## begin SUPPLIED RECORDS
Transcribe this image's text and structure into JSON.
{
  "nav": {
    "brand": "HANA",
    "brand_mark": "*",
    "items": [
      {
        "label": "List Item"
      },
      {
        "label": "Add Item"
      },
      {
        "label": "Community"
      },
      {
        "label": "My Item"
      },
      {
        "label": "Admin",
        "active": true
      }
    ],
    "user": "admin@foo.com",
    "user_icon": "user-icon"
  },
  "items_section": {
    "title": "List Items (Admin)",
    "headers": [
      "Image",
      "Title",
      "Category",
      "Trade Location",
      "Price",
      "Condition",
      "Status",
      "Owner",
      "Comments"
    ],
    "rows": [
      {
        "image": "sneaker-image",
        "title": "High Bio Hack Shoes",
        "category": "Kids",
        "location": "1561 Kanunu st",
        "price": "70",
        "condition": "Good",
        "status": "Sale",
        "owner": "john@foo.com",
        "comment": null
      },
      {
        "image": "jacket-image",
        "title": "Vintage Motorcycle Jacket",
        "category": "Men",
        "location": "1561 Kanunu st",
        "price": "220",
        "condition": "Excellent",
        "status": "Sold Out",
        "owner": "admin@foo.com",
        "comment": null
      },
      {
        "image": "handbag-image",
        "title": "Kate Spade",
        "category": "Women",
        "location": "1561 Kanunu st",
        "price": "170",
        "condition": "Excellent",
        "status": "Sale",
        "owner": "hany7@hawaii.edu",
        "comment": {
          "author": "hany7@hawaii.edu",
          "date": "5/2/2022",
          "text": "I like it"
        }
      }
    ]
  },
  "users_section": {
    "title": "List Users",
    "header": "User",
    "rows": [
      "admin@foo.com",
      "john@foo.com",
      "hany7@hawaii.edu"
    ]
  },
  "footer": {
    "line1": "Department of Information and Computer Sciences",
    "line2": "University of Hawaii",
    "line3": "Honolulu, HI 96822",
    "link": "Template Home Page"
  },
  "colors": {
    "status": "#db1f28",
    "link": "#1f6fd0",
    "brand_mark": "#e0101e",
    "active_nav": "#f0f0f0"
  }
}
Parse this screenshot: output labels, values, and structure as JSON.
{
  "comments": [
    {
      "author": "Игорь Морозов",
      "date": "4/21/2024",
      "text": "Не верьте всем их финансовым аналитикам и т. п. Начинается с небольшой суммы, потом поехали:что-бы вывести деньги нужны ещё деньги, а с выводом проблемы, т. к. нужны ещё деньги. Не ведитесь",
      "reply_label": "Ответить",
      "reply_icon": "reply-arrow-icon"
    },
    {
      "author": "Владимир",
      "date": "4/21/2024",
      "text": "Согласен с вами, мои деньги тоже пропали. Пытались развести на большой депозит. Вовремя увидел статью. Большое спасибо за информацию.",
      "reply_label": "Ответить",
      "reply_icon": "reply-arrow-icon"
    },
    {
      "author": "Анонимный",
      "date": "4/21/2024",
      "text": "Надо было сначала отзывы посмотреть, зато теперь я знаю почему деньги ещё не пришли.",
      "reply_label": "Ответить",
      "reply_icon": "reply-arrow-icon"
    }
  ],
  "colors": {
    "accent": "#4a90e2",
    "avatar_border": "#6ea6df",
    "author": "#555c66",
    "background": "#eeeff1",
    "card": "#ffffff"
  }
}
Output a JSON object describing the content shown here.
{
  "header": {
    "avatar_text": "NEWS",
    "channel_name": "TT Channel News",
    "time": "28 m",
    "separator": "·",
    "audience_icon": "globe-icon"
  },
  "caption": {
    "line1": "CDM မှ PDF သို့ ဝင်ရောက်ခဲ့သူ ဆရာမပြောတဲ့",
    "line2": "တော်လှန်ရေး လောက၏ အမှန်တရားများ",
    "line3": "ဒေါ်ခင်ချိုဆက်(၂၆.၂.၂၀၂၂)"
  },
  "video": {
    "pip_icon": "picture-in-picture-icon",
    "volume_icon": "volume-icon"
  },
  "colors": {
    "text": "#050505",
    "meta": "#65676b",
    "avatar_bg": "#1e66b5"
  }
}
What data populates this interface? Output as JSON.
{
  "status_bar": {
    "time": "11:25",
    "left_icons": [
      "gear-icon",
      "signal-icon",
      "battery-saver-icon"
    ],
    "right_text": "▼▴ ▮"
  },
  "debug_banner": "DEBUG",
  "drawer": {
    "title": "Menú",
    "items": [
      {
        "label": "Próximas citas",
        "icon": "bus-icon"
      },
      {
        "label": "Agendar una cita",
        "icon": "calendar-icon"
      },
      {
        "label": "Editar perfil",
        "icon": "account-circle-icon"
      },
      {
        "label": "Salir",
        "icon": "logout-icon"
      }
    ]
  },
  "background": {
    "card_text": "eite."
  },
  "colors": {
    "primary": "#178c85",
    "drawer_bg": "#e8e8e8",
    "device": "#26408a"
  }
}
## end SUPPLIED RECORDS
| EXERCISE |
Tally the lines of the material above that contain the word "link" and report the total alone.

| SOLUTION TO THIS TASK |
2